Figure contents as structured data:
===
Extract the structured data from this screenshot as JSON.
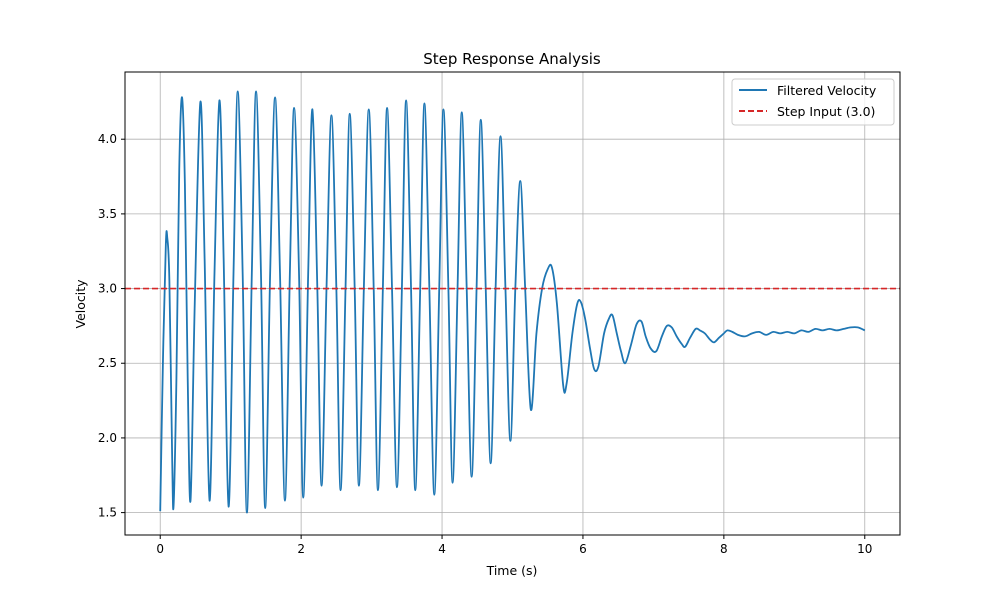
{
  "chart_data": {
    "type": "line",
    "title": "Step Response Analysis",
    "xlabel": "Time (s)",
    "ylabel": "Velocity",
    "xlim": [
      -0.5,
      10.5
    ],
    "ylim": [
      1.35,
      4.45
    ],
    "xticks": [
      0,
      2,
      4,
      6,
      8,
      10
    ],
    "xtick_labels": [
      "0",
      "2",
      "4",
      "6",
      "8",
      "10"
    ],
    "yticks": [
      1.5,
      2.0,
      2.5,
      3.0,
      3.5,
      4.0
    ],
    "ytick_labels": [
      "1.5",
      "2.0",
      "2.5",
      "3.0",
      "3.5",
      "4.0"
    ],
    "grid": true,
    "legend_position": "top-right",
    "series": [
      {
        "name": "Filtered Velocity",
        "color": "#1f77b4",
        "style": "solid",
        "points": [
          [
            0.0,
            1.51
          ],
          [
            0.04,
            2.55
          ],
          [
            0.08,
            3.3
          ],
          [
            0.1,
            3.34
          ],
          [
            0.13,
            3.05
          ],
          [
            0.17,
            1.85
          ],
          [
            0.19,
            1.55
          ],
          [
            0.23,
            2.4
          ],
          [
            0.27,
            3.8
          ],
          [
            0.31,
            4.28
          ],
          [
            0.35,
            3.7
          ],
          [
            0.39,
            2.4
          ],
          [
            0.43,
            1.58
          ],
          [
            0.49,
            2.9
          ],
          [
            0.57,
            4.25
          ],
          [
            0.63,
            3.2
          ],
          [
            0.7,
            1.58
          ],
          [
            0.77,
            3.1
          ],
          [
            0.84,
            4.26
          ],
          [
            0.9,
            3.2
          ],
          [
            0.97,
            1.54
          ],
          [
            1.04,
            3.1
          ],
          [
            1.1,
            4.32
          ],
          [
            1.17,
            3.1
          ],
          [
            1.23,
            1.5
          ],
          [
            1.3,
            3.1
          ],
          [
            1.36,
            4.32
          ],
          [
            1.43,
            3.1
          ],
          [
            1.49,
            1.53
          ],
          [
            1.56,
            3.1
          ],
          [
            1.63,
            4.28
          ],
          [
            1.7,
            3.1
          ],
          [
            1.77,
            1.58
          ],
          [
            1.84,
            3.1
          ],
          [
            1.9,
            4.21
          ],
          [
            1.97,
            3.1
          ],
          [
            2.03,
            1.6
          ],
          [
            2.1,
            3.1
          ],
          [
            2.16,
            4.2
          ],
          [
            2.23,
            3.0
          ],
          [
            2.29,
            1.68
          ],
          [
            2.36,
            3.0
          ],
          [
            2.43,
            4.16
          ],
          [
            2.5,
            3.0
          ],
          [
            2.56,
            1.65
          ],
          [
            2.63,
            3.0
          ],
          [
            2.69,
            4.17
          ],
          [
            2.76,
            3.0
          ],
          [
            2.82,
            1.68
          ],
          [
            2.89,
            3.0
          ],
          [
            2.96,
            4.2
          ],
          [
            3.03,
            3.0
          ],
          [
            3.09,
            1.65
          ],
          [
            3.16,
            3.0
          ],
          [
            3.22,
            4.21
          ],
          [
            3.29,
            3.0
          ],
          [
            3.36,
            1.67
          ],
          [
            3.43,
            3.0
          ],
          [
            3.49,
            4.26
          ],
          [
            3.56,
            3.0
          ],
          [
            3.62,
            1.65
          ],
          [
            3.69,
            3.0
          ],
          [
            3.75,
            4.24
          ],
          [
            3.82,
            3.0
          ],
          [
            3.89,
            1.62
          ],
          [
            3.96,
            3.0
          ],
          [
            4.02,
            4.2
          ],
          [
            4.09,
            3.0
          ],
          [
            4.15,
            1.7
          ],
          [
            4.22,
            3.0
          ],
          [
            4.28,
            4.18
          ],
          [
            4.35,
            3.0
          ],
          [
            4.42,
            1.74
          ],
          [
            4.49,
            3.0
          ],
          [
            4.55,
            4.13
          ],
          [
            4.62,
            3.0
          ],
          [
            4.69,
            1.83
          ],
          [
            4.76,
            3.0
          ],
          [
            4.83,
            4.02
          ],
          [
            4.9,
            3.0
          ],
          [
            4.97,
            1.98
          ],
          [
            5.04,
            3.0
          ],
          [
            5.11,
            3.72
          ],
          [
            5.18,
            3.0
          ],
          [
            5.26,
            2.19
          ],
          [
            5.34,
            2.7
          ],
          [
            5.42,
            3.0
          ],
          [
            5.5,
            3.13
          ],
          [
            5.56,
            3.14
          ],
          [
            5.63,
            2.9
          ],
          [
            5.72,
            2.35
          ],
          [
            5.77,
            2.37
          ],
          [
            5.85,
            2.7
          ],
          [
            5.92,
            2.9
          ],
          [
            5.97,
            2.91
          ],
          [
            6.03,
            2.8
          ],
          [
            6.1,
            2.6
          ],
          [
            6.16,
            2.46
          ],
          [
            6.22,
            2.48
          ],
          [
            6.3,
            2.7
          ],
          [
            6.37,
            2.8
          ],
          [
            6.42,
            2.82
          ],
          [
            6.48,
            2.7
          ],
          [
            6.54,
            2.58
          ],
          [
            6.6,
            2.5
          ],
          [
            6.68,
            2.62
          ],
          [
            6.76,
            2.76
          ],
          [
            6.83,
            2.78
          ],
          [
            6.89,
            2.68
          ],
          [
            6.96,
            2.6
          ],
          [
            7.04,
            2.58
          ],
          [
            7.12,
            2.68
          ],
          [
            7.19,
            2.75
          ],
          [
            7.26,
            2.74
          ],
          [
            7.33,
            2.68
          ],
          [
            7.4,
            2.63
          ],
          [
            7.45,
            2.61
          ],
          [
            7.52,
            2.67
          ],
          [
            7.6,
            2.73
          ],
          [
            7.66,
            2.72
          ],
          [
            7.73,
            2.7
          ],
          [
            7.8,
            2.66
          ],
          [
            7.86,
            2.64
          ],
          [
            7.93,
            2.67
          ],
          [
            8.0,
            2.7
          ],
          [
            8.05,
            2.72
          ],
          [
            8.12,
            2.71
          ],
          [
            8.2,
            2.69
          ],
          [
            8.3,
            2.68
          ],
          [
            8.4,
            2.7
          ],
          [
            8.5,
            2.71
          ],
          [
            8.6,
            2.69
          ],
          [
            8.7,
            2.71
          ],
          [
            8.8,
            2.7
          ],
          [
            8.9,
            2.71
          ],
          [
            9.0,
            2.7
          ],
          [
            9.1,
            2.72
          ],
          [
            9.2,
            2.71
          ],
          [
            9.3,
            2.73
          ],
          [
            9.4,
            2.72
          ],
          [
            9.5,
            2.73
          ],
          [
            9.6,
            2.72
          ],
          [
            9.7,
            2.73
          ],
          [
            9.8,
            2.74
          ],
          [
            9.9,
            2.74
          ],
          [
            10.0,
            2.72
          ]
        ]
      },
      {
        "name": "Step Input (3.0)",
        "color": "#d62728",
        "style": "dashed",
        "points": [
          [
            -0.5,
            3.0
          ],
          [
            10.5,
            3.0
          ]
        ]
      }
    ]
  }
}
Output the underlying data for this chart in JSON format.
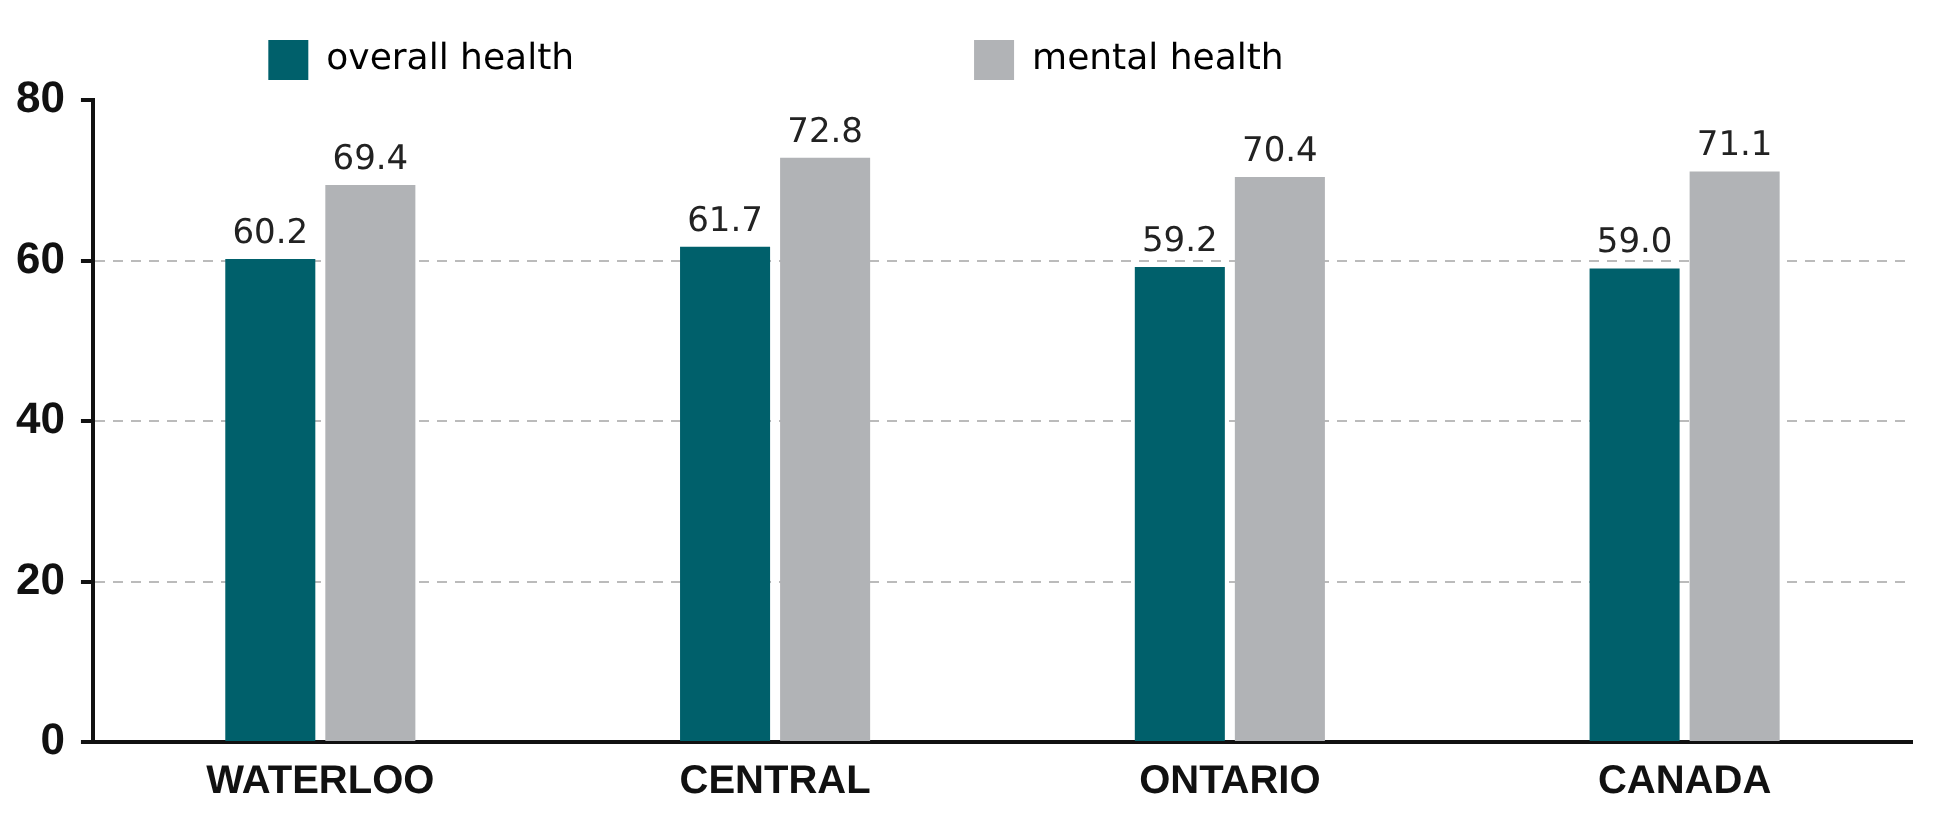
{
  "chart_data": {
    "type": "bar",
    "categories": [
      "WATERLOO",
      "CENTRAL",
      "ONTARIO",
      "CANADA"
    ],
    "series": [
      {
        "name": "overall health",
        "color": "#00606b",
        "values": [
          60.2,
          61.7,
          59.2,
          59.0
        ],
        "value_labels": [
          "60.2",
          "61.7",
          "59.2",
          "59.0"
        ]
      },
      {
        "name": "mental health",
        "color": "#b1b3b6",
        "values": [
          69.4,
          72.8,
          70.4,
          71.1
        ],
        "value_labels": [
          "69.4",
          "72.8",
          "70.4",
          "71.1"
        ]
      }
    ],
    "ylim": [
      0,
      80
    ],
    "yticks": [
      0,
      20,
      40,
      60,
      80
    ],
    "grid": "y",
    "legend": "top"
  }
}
===
> [Stated problem]: Every line of the data above should be quoted exactly. Omit the pictures.

> [Complete output]:
Extract the structured data from this screenshot as JSON.
{
  "chart_data": {
    "type": "line",
    "title": "Step Response Analysis",
    "xlabel": "Time (s)",
    "ylabel": "Velocity",
    "xlim": [
      -0.5,
      10.5
    ],
    "ylim": [
      1.35,
      4.45
    ],
    "xticks": [
      0,
      2,
      4,
      6,
      8,
      10
    ],
    "xtick_labels": [
      "0",
      "2",
      "4",
      "6",
      "8",
      "10"
    ],
    "yticks": [
      1.5,
      2.0,
      2.5,
      3.0,
      3.5,
      4.0
    ],
    "ytick_labels": [
      "1.5",
      "2.0",
      "2.5",
      "3.0",
      "3.5",
      "4.0"
    ],
    "grid": true,
    "legend_position": "top-right",
    "series": [
      {
        "name": "Filtered Velocity",
        "color": "#1f77b4",
        "style": "solid",
        "points": [
          [
            0.0,
            1.51
          ],
          [
            0.04,
            2.55
          ],
          [
            0.08,
            3.3
          ],
          [
            0.1,
            3.34
          ],
          [
            0.13,
            3.05
          ],
          [
            0.17,
            1.85
          ],
          [
            0.19,
            1.55
          ],
          [
            0.23,
            2.4
          ],
          [
            0.27,
            3.8
          ],
          [
            0.31,
            4.28
          ],
          [
            0.35,
            3.7
          ],
          [
            0.39,
            2.4
          ],
          [
            0.43,
            1.58
          ],
          [
            0.49,
            2.9
          ],
          [
            0.57,
            4.25
          ],
          [
            0.63,
            3.2
          ],
          [
            0.7,
            1.58
          ],
          [
            0.77,
            3.1
          ],
          [
            0.84,
            4.26
          ],
          [
            0.9,
            3.2
          ],
          [
            0.97,
            1.54
          ],
          [
            1.04,
            3.1
          ],
          [
            1.1,
            4.32
          ],
          [
            1.17,
            3.1
          ],
          [
            1.23,
            1.5
          ],
          [
            1.3,
            3.1
          ],
          [
            1.36,
            4.32
          ],
          [
            1.43,
            3.1
          ],
          [
            1.49,
            1.53
          ],
          [
            1.56,
            3.1
          ],
          [
            1.63,
            4.28
          ],
          [
            1.7,
            3.1
          ],
          [
            1.77,
            1.58
          ],
          [
            1.84,
            3.1
          ],
          [
            1.9,
            4.21
          ],
          [
            1.97,
            3.1
          ],
          [
            2.03,
            1.6
          ],
          [
            2.1,
            3.1
          ],
          [
            2.16,
            4.2
          ],
          [
            2.23,
            3.0
          ],
          [
            2.29,
            1.68
          ],
          [
            2.36,
            3.0
          ],
          [
            2.43,
            4.16
          ],
          [
            2.5,
            3.0
          ],
          [
            2.56,
            1.65
          ],
          [
            2.63,
            3.0
          ],
          [
            2.69,
            4.17
          ],
          [
            2.76,
            3.0
          ],
          [
            2.82,
            1.68
          ],
          [
            2.89,
            3.0
          ],
          [
            2.96,
            4.2
          ],
          [
            3.03,
            3.0
          ],
          [
            3.09,
            1.65
          ],
          [
            3.16,
            3.0
          ],
          [
            3.22,
            4.21
          ],
          [
            3.29,
            3.0
          ],
          [
            3.36,
            1.67
          ],
          [
            3.43,
            3.0
          ],
          [
            3.49,
            4.26
          ],
          [
            3.56,
            3.0
          ],
          [
            3.62,
            1.65
          ],
          [
            3.69,
            3.0
          ],
          [
            3.75,
            4.24
          ],
          [
            3.82,
            3.0
          ],
          [
            3.89,
            1.62
          ],
          [
            3.96,
            3.0
          ],
          [
            4.02,
            4.2
          ],
          [
            4.09,
            3.0
          ],
          [
            4.15,
            1.7
          ],
          [
            4.22,
            3.0
          ],
          [
            4.28,
            4.18
          ],
          [
            4.35,
            3.0
          ],
          [
            4.42,
            1.74
          ],
          [
            4.49,
            3.0
          ],
          [
            4.55,
            4.13
          ],
          [
            4.62,
            3.0
          ],
          [
            4.69,
            1.83
          ],
          [
            4.76,
            3.0
          ],
          [
            4.83,
            4.02
          ],
          [
            4.9,
            3.0
          ],
          [
            4.97,
            1.98
          ],
          [
            5.04,
            3.0
          ],
          [
            5.11,
            3.72
          ],
          [
            5.18,
            3.0
          ],
          [
            5.26,
            2.19
          ],
          [
            5.34,
            2.7
          ],
          [
            5.42,
            3.0
          ],
          [
            5.5,
            3.13
          ],
          [
            5.56,
            3.14
          ],
          [
            5.63,
            2.9
          ],
          [
            5.72,
            2.35
          ],
          [
            5.77,
            2.37
          ],
          [
            5.85,
            2.7
          ],
          [
            5.92,
            2.9
          ],
          [
            5.97,
            2.91
          ],
          [
            6.03,
            2.8
          ],
          [
            6.1,
            2.6
          ],
          [
            6.16,
            2.46
          ],
          [
            6.22,
            2.48
          ],
          [
            6.3,
            2.7
          ],
          [
            6.37,
            2.8
          ],
          [
            6.42,
            2.82
          ],
          [
            6.48,
            2.7
          ],
          [
            6.54,
            2.58
          ],
          [
            6.6,
            2.5
          ],
          [
            6.68,
            2.62
          ],
          [
            6.76,
            2.76
          ],
          [
            6.83,
            2.78
          ],
          [
            6.89,
            2.68
          ],
          [
            6.96,
            2.6
          ],
          [
            7.04,
            2.58
          ],
          [
            7.12,
            2.68
          ],
          [
            7.19,
            2.75
          ],
          [
            7.26,
            2.74
          ],
          [
            7.33,
            2.68
          ],
          [
            7.4,
            2.63
          ],
          [
            7.45,
            2.61
          ],
          [
            7.52,
            2.67
          ],
          [
            7.6,
            2.73
          ],
          [
            7.66,
            2.72
          ],
          [
            7.73,
            2.7
          ],
          [
            7.8,
            2.66
          ],
          [
            7.86,
            2.64
          ],
          [
            7.93,
            2.67
          ],
          [
            8.0,
            2.7
          ],
          [
            8.05,
            2.72
          ],
          [
            8.12,
            2.71
          ],
          [
            8.2,
            2.69
          ],
          [
            8.3,
            2.68
          ],
          [
            8.4,
            2.7
          ],
          [
            8.5,
            2.71
          ],
          [
            8.6,
            2.69
          ],
          [
            8.7,
            2.71
          ],
          [
            8.8,
            2.7
          ],
          [
            8.9,
            2.71
          ],
          [
            9.0,
            2.7
          ],
          [
            9.1,
            2.72
          ],
          [
            9.2,
            2.71
          ],
          [
            9.3,
            2.73
          ],
          [
            9.4,
            2.72
          ],
          [
            9.5,
            2.73
          ],
          [
            9.6,
            2.72
          ],
          [
            9.7,
            2.73
          ],
          [
            9.8,
            2.74
          ],
          [
            9.9,
            2.74
          ],
          [
            10.0,
            2.72
          ]
        ]
      },
      {
        "name": "Step Input (3.0)",
        "color": "#d62728",
        "style": "dashed",
        "points": [
          [
            -0.5,
            3.0
          ],
          [
            10.5,
            3.0
          ]
        ]
      }
    ]
  }
}
Output the underlying data for this chart in JSON format.
{
  "chart_data": {
    "type": "bar",
    "categories": [
      "WATERLOO",
      "CENTRAL",
      "ONTARIO",
      "CANADA"
    ],
    "series": [
      {
        "name": "overall health",
        "color": "#00606b",
        "values": [
          60.2,
          61.7,
          59.2,
          59.0
        ],
        "value_labels": [
          "60.2",
          "61.7",
          "59.2",
          "59.0"
        ]
      },
      {
        "name": "mental health",
        "color": "#b1b3b6",
        "values": [
          69.4,
          72.8,
          70.4,
          71.1
        ],
        "value_labels": [
          "69.4",
          "72.8",
          "70.4",
          "71.1"
        ]
      }
    ],
    "ylim": [
      0,
      80
    ],
    "yticks": [
      0,
      20,
      40,
      60,
      80
    ],
    "grid": "y",
    "legend": "top"
  }
}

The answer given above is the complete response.